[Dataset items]

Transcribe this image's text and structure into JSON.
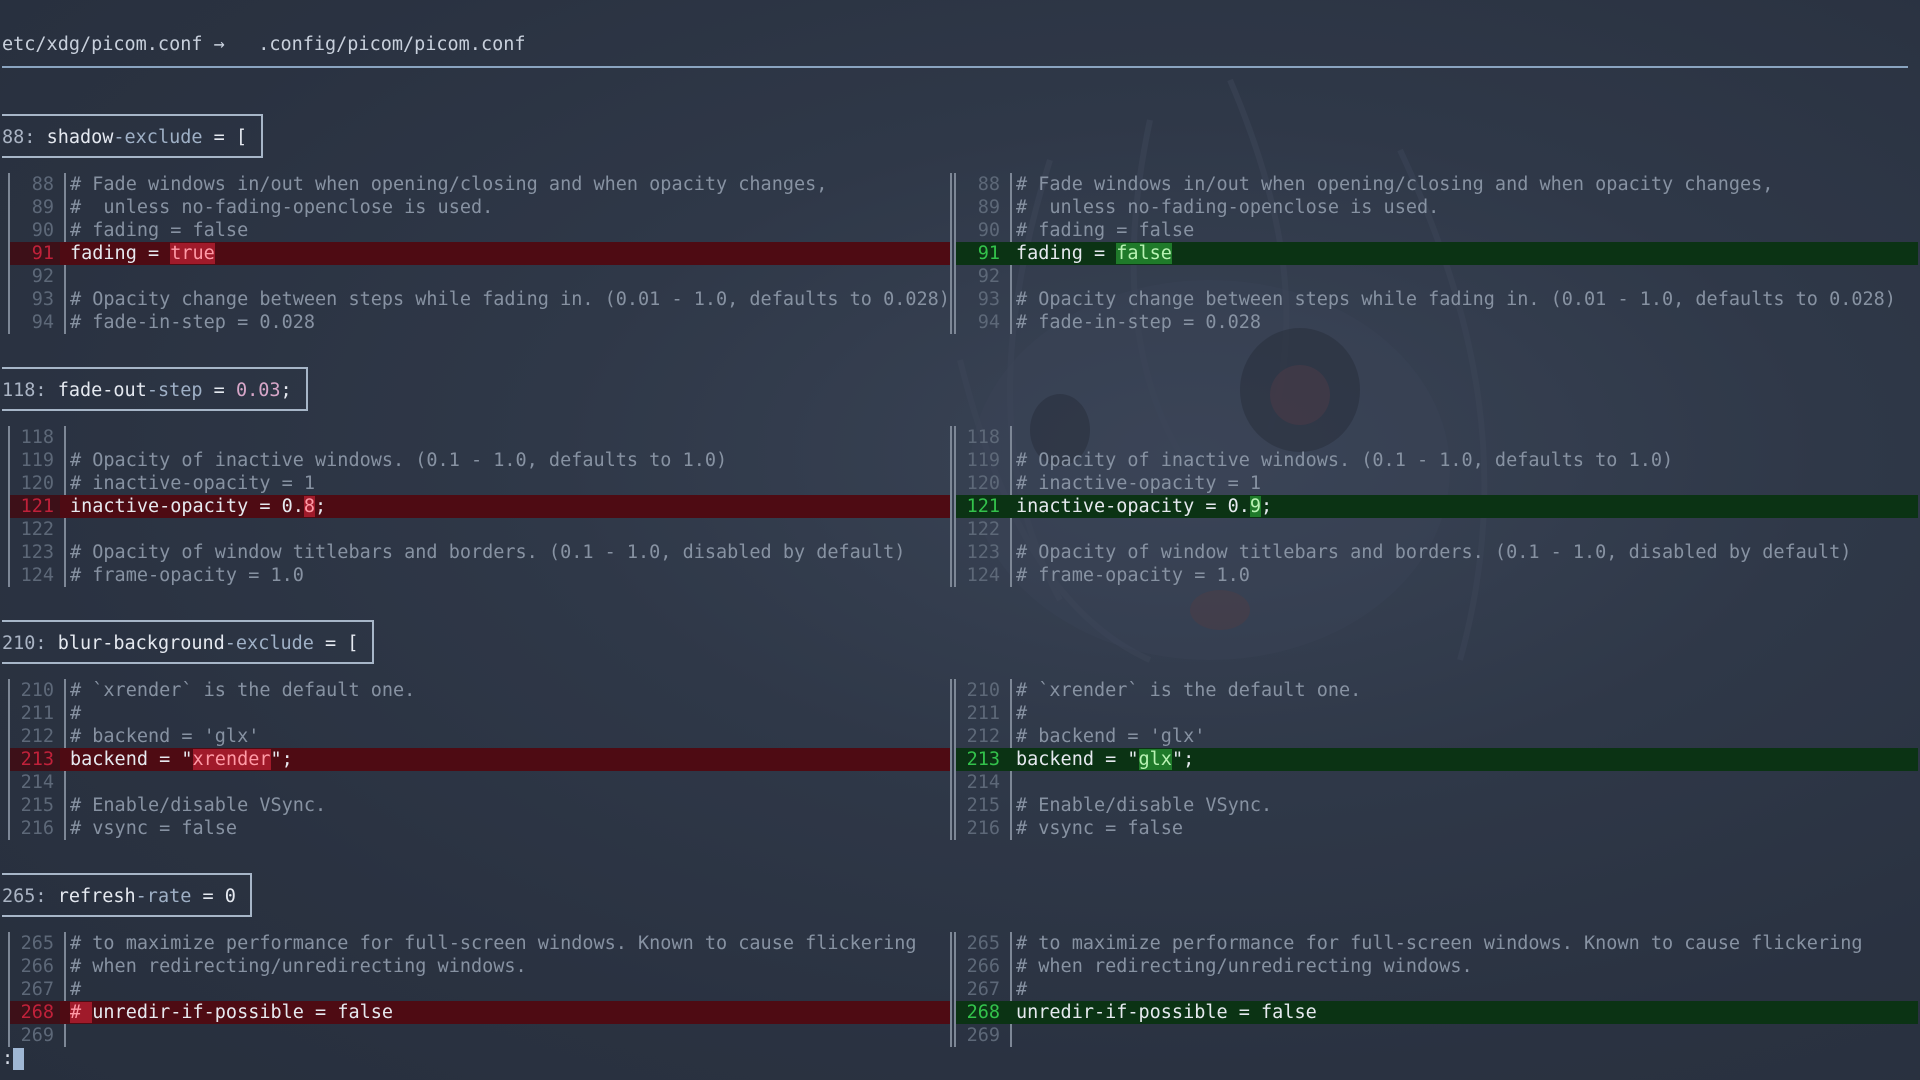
{
  "header": {
    "left_path": "etc/xdg/picom.conf",
    "arrow": "→",
    "right_path": ".config/picom/picom.conf"
  },
  "hunks": [
    {
      "label_num": "88",
      "label_parts": [
        "shadow",
        "-exclude",
        " = ["
      ],
      "lines": [
        {
          "n": "88",
          "t": "# Fade windows in/out when opening/closing and when opacity changes,"
        },
        {
          "n": "89",
          "t": "#  unless no-fading-openclose is used."
        },
        {
          "n": "90",
          "t": "# fading = false"
        },
        {
          "n": "91",
          "old_pre": "fading = ",
          "old_hl": "true",
          "old_post": "",
          "new_pre": "fading = ",
          "new_hl": "false",
          "new_post": ""
        },
        {
          "n": "92",
          "t": ""
        },
        {
          "n": "93",
          "t": "# Opacity change between steps while fading in. (0.01 - 1.0, defaults to 0.028)"
        },
        {
          "n": "94",
          "t": "# fade-in-step = 0.028"
        }
      ]
    },
    {
      "label_num": "118",
      "label_parts": [
        "fade-out",
        "-step",
        " = ",
        "0.03",
        ";"
      ],
      "lines": [
        {
          "n": "118",
          "t": ""
        },
        {
          "n": "119",
          "t": "# Opacity of inactive windows. (0.1 - 1.0, defaults to 1.0)"
        },
        {
          "n": "120",
          "t": "# inactive-opacity = 1"
        },
        {
          "n": "121",
          "old_pre": "inactive-opacity = 0.",
          "old_hl": "8",
          "old_post": ";",
          "new_pre": "inactive-opacity = 0.",
          "new_hl": "9",
          "new_post": ";"
        },
        {
          "n": "122",
          "t": ""
        },
        {
          "n": "123",
          "t": "# Opacity of window titlebars and borders. (0.1 - 1.0, disabled by default)"
        },
        {
          "n": "124",
          "t": "# frame-opacity = 1.0"
        }
      ]
    },
    {
      "label_num": "210",
      "label_parts": [
        "blur-background",
        "-exclude",
        " = ["
      ],
      "lines": [
        {
          "n": "210",
          "t": "# `xrender` is the default one."
        },
        {
          "n": "211",
          "t": "#"
        },
        {
          "n": "212",
          "t": "# backend = 'glx'"
        },
        {
          "n": "213",
          "old_pre": "backend = \"",
          "old_hl": "xrender",
          "old_post": "\";",
          "new_pre": "backend = \"",
          "new_hl": "glx",
          "new_post": "\";"
        },
        {
          "n": "214",
          "t": ""
        },
        {
          "n": "215",
          "t": "# Enable/disable VSync."
        },
        {
          "n": "216",
          "t": "# vsync = false"
        }
      ]
    },
    {
      "label_num": "265",
      "label_parts": [
        "refresh",
        "-rate",
        " = 0"
      ],
      "lines": [
        {
          "n": "265",
          "t": "# to maximize performance for full-screen windows. Known to cause flickering"
        },
        {
          "n": "266",
          "t": "# when redirecting/unredirecting windows."
        },
        {
          "n": "267",
          "t": "#"
        },
        {
          "n": "268",
          "old_pre": "",
          "old_hl": "# ",
          "old_post": "unredir-if-possible = false",
          "new_pre": "unredir-if-possible = false",
          "new_hl": "",
          "new_post": ""
        },
        {
          "n": "269",
          "t": ""
        }
      ]
    }
  ],
  "prompt": ":",
  "colors": {
    "deleted_bg": "#4e0b13",
    "added_bg": "#0b3314",
    "deleted_hl": "#a01a2a",
    "added_hl": "#1f7a2a"
  }
}
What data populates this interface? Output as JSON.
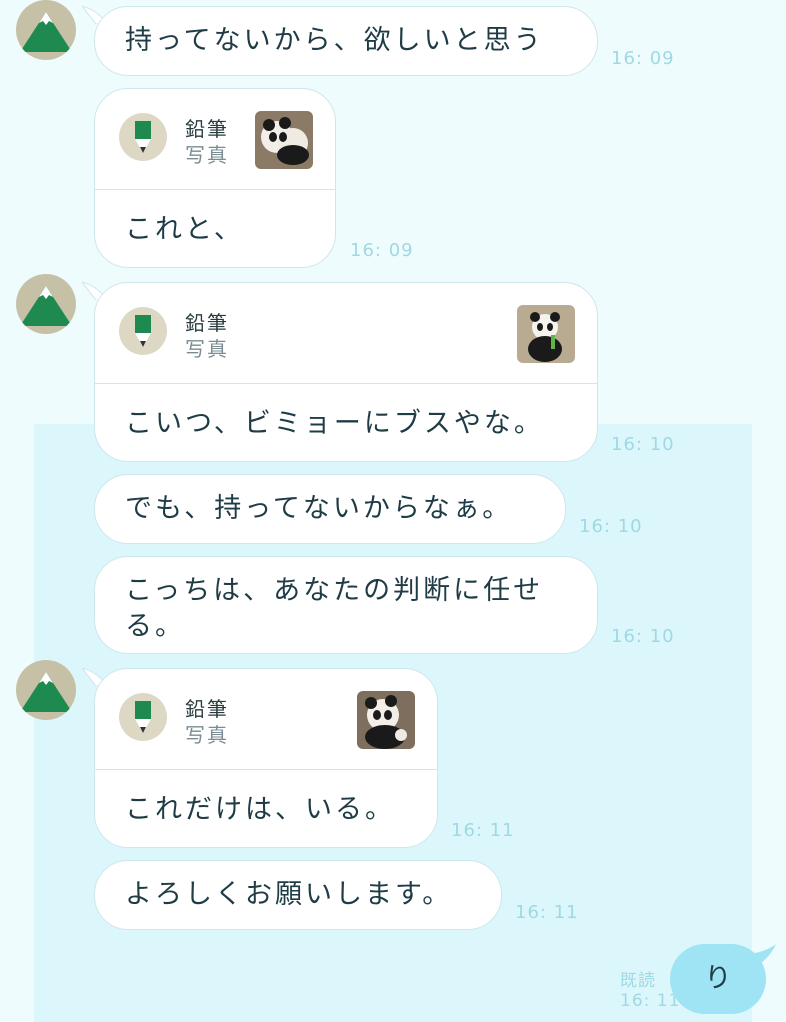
{
  "colors": {
    "background": "#eefcfd",
    "panel": "#dcf7fb",
    "bubble": "#ffffff",
    "sent_bubble": "#9ee4f4",
    "time": "#9ed9e4",
    "avatar_green": "#1f8a4f"
  },
  "messages": [
    {
      "type": "text",
      "text": "持ってないから、欲しいと思う",
      "time": "16: 09"
    },
    {
      "type": "card",
      "sender": "鉛筆",
      "kind": "写真",
      "text": "これと、",
      "time": "16: 09"
    },
    {
      "type": "card",
      "sender": "鉛筆",
      "kind": "写真",
      "text": "こいつ、ビミョーにブスやな。",
      "time": "16: 10"
    },
    {
      "type": "text",
      "text": "でも、持ってないからなぁ。",
      "time": "16: 10"
    },
    {
      "type": "text",
      "line1": "こっちは、あなたの判断に任せ",
      "line2": "る。",
      "time": "16: 10"
    },
    {
      "type": "card",
      "sender": "鉛筆",
      "kind": "写真",
      "text": "これだけは、いる。",
      "time": "16: 11"
    },
    {
      "type": "text",
      "text": "よろしくお願いします。",
      "time": "16: 11"
    }
  ],
  "sent": {
    "text": "り",
    "read_label": "既読",
    "time": "16: 11"
  }
}
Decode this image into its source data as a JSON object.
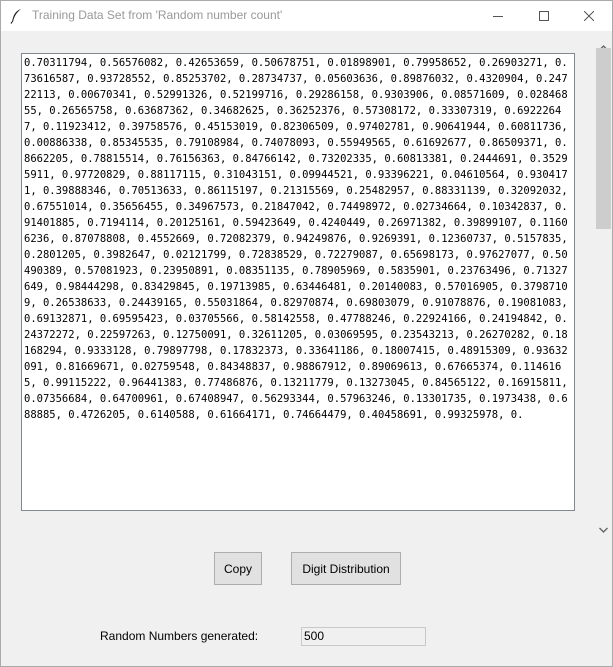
{
  "window": {
    "title": "Training Data Set from 'Random number count'"
  },
  "textarea": {
    "content": "0.70311794, 0.56576082, 0.42653659, 0.50678751, 0.01898901, 0.79958652, 0.26903271, 0.73616587, 0.93728552, 0.85253702, 0.28734737, 0.05603636, 0.89876032, 0.4320904, 0.24722113, 0.00670341, 0.52991326, 0.52199716, 0.29286158, 0.9303906, 0.08571609, 0.02846855, 0.26565758, 0.63687362, 0.34682625, 0.36252376, 0.57308172, 0.33307319, 0.69222647, 0.11923412, 0.39758576, 0.45153019, 0.82306509, 0.97402781, 0.90641944, 0.60811736, 0.00886338, 0.85345535, 0.79108984, 0.74078093, 0.55949565, 0.61692677, 0.86509371, 0.8662205, 0.78815514, 0.76156363, 0.84766142, 0.73202335, 0.60813381, 0.2444691, 0.35295911, 0.97720829, 0.88117115, 0.31043151, 0.09944521, 0.93396221, 0.04610564, 0.9304171, 0.39888346, 0.70513633, 0.86115197, 0.21315569, 0.25482957, 0.88331139, 0.32092032, 0.67551014, 0.35656455, 0.34967573, 0.21847042, 0.74498972, 0.02734664, 0.10342837, 0.91401885, 0.7194114, 0.20125161, 0.59423649, 0.4240449, 0.26971382, 0.39899107, 0.11606236, 0.87078808, 0.4552669, 0.72082379, 0.94249876, 0.9269391, 0.12360737, 0.5157835, 0.2801205, 0.3982647, 0.02121799, 0.72838529, 0.72279087, 0.65698173, 0.97627077, 0.50490389, 0.57081923, 0.23950891, 0.08351135, 0.78905969, 0.5835901, 0.23763496, 0.71327649, 0.98444298, 0.83429845, 0.19713985, 0.63446481, 0.20140083, 0.57016905, 0.37987109, 0.26538633, 0.24439165, 0.55031864, 0.82970874, 0.69803079, 0.91078876, 0.19081083, 0.69132871, 0.69595423, 0.03705566, 0.58142558, 0.47788246, 0.22924166, 0.24194842, 0.24372272, 0.22597263, 0.12750091, 0.32611205, 0.03069595, 0.23543213, 0.26270282, 0.18168294, 0.9333128, 0.79897798, 0.17832373, 0.33641186, 0.18007415, 0.48915309, 0.93632091, 0.81669671, 0.02759548, 0.84348837, 0.98867912, 0.89069613, 0.67665374, 0.1146165, 0.99115222, 0.96441383, 0.77486876, 0.13211779, 0.13273045, 0.84565122, 0.16915811, 0.07356684, 0.64700961, 0.67408947, 0.56293344, 0.57963246, 0.13301735, 0.1973438, 0.688885, 0.4726205, 0.6140588, 0.61664171, 0.74664479, 0.40458691, 0.99325978, 0."
  },
  "buttons": {
    "copy": "Copy",
    "digit_distribution": "Digit Distribution"
  },
  "generated": {
    "label": "Random Numbers generated:",
    "value": "500"
  },
  "icons": {
    "app": "feather-icon",
    "minimize": "minimize-icon",
    "maximize": "maximize-icon",
    "close": "close-icon",
    "scroll_up": "chevron-up-icon",
    "scroll_down": "chevron-down-icon"
  }
}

TASK INSTRUCTIONS: Without including any picture, repeat the data exactly.

TASK RESPONSE:
Transcribe this image's text and structure into JSON.
{
  "header": {
    "left_path": "etc/xdg/picom.conf",
    "arrow": "→",
    "right_path": ".config/picom/picom.conf"
  },
  "hunks": [
    {
      "label_num": "88",
      "label_parts": [
        "shadow",
        "-exclude",
        " = ["
      ],
      "lines": [
        {
          "n": "88",
          "t": "# Fade windows in/out when opening/closing and when opacity changes,"
        },
        {
          "n": "89",
          "t": "#  unless no-fading-openclose is used."
        },
        {
          "n": "90",
          "t": "# fading = false"
        },
        {
          "n": "91",
          "old_pre": "fading = ",
          "old_hl": "true",
          "old_post": "",
          "new_pre": "fading = ",
          "new_hl": "false",
          "new_post": ""
        },
        {
          "n": "92",
          "t": ""
        },
        {
          "n": "93",
          "t": "# Opacity change between steps while fading in. (0.01 - 1.0, defaults to 0.028)"
        },
        {
          "n": "94",
          "t": "# fade-in-step = 0.028"
        }
      ]
    },
    {
      "label_num": "118",
      "label_parts": [
        "fade-out",
        "-step",
        " = ",
        "0.03",
        ";"
      ],
      "lines": [
        {
          "n": "118",
          "t": ""
        },
        {
          "n": "119",
          "t": "# Opacity of inactive windows. (0.1 - 1.0, defaults to 1.0)"
        },
        {
          "n": "120",
          "t": "# inactive-opacity = 1"
        },
        {
          "n": "121",
          "old_pre": "inactive-opacity = 0.",
          "old_hl": "8",
          "old_post": ";",
          "new_pre": "inactive-opacity = 0.",
          "new_hl": "9",
          "new_post": ";"
        },
        {
          "n": "122",
          "t": ""
        },
        {
          "n": "123",
          "t": "# Opacity of window titlebars and borders. (0.1 - 1.0, disabled by default)"
        },
        {
          "n": "124",
          "t": "# frame-opacity = 1.0"
        }
      ]
    },
    {
      "label_num": "210",
      "label_parts": [
        "blur-background",
        "-exclude",
        " = ["
      ],
      "lines": [
        {
          "n": "210",
          "t": "# `xrender` is the default one."
        },
        {
          "n": "211",
          "t": "#"
        },
        {
          "n": "212",
          "t": "# backend = 'glx'"
        },
        {
          "n": "213",
          "old_pre": "backend = \"",
          "old_hl": "xrender",
          "old_post": "\";",
          "new_pre": "backend = \"",
          "new_hl": "glx",
          "new_post": "\";"
        },
        {
          "n": "214",
          "t": ""
        },
        {
          "n": "215",
          "t": "# Enable/disable VSync."
        },
        {
          "n": "216",
          "t": "# vsync = false"
        }
      ]
    },
    {
      "label_num": "265",
      "label_parts": [
        "refresh",
        "-rate",
        " = 0"
      ],
      "lines": [
        {
          "n": "265",
          "t": "# to maximize performance for full-screen windows. Known to cause flickering"
        },
        {
          "n": "266",
          "t": "# when redirecting/unredirecting windows."
        },
        {
          "n": "267",
          "t": "#"
        },
        {
          "n": "268",
          "old_pre": "",
          "old_hl": "# ",
          "old_post": "unredir-if-possible = false",
          "new_pre": "unredir-if-possible = false",
          "new_hl": "",
          "new_post": ""
        },
        {
          "n": "269",
          "t": ""
        }
      ]
    }
  ],
  "prompt": ":",
  "colors": {
    "deleted_bg": "#4e0b13",
    "added_bg": "#0b3314",
    "deleted_hl": "#a01a2a",
    "added_hl": "#1f7a2a"
  }
}
What data populates this interface? Output as JSON.
{
  "colors": {
    "background": "#eefcfd",
    "panel": "#dcf7fb",
    "bubble": "#ffffff",
    "sent_bubble": "#9ee4f4",
    "time": "#9ed9e4",
    "avatar_green": "#1f8a4f"
  },
  "messages": [
    {
      "type": "text",
      "text": "持ってないから、欲しいと思う",
      "time": "16: 09"
    },
    {
      "type": "card",
      "sender": "鉛筆",
      "kind": "写真",
      "text": "これと、",
      "time": "16: 09"
    },
    {
      "type": "card",
      "sender": "鉛筆",
      "kind": "写真",
      "text": "こいつ、ビミョーにブスやな。",
      "time": "16: 10"
    },
    {
      "type": "text",
      "text": "でも、持ってないからなぁ。",
      "time": "16: 10"
    },
    {
      "type": "text",
      "line1": "こっちは、あなたの判断に任せ",
      "line2": "る。",
      "time": "16: 10"
    },
    {
      "type": "card",
      "sender": "鉛筆",
      "kind": "写真",
      "text": "これだけは、いる。",
      "time": "16: 11"
    },
    {
      "type": "text",
      "text": "よろしくお願いします。",
      "time": "16: 11"
    }
  ],
  "sent": {
    "text": "り",
    "read_label": "既読",
    "time": "16: 11"
  }
}
Decode this image into its source data as a JSON object.
{
  "window": {
    "title": "Training Data Set from 'Random number count'"
  },
  "textarea": {
    "content": "0.70311794, 0.56576082, 0.42653659, 0.50678751, 0.01898901, 0.79958652, 0.26903271, 0.73616587, 0.93728552, 0.85253702, 0.28734737, 0.05603636, 0.89876032, 0.4320904, 0.24722113, 0.00670341, 0.52991326, 0.52199716, 0.29286158, 0.9303906, 0.08571609, 0.02846855, 0.26565758, 0.63687362, 0.34682625, 0.36252376, 0.57308172, 0.33307319, 0.69222647, 0.11923412, 0.39758576, 0.45153019, 0.82306509, 0.97402781, 0.90641944, 0.60811736, 0.00886338, 0.85345535, 0.79108984, 0.74078093, 0.55949565, 0.61692677, 0.86509371, 0.8662205, 0.78815514, 0.76156363, 0.84766142, 0.73202335, 0.60813381, 0.2444691, 0.35295911, 0.97720829, 0.88117115, 0.31043151, 0.09944521, 0.93396221, 0.04610564, 0.9304171, 0.39888346, 0.70513633, 0.86115197, 0.21315569, 0.25482957, 0.88331139, 0.32092032, 0.67551014, 0.35656455, 0.34967573, 0.21847042, 0.74498972, 0.02734664, 0.10342837, 0.91401885, 0.7194114, 0.20125161, 0.59423649, 0.4240449, 0.26971382, 0.39899107, 0.11606236, 0.87078808, 0.4552669, 0.72082379, 0.94249876, 0.9269391, 0.12360737, 0.5157835, 0.2801205, 0.3982647, 0.02121799, 0.72838529, 0.72279087, 0.65698173, 0.97627077, 0.50490389, 0.57081923, 0.23950891, 0.08351135, 0.78905969, 0.5835901, 0.23763496, 0.71327649, 0.98444298, 0.83429845, 0.19713985, 0.63446481, 0.20140083, 0.57016905, 0.37987109, 0.26538633, 0.24439165, 0.55031864, 0.82970874, 0.69803079, 0.91078876, 0.19081083, 0.69132871, 0.69595423, 0.03705566, 0.58142558, 0.47788246, 0.22924166, 0.24194842, 0.24372272, 0.22597263, 0.12750091, 0.32611205, 0.03069595, 0.23543213, 0.26270282, 0.18168294, 0.9333128, 0.79897798, 0.17832373, 0.33641186, 0.18007415, 0.48915309, 0.93632091, 0.81669671, 0.02759548, 0.84348837, 0.98867912, 0.89069613, 0.67665374, 0.1146165, 0.99115222, 0.96441383, 0.77486876, 0.13211779, 0.13273045, 0.84565122, 0.16915811, 0.07356684, 0.64700961, 0.67408947, 0.56293344, 0.57963246, 0.13301735, 0.1973438, 0.688885, 0.4726205, 0.6140588, 0.61664171, 0.74664479, 0.40458691, 0.99325978, 0."
  },
  "buttons": {
    "copy": "Copy",
    "digit_distribution": "Digit Distribution"
  },
  "generated": {
    "label": "Random Numbers generated:",
    "value": "500"
  },
  "icons": {
    "app": "feather-icon",
    "minimize": "minimize-icon",
    "maximize": "maximize-icon",
    "close": "close-icon",
    "scroll_up": "chevron-up-icon",
    "scroll_down": "chevron-down-icon"
  }
}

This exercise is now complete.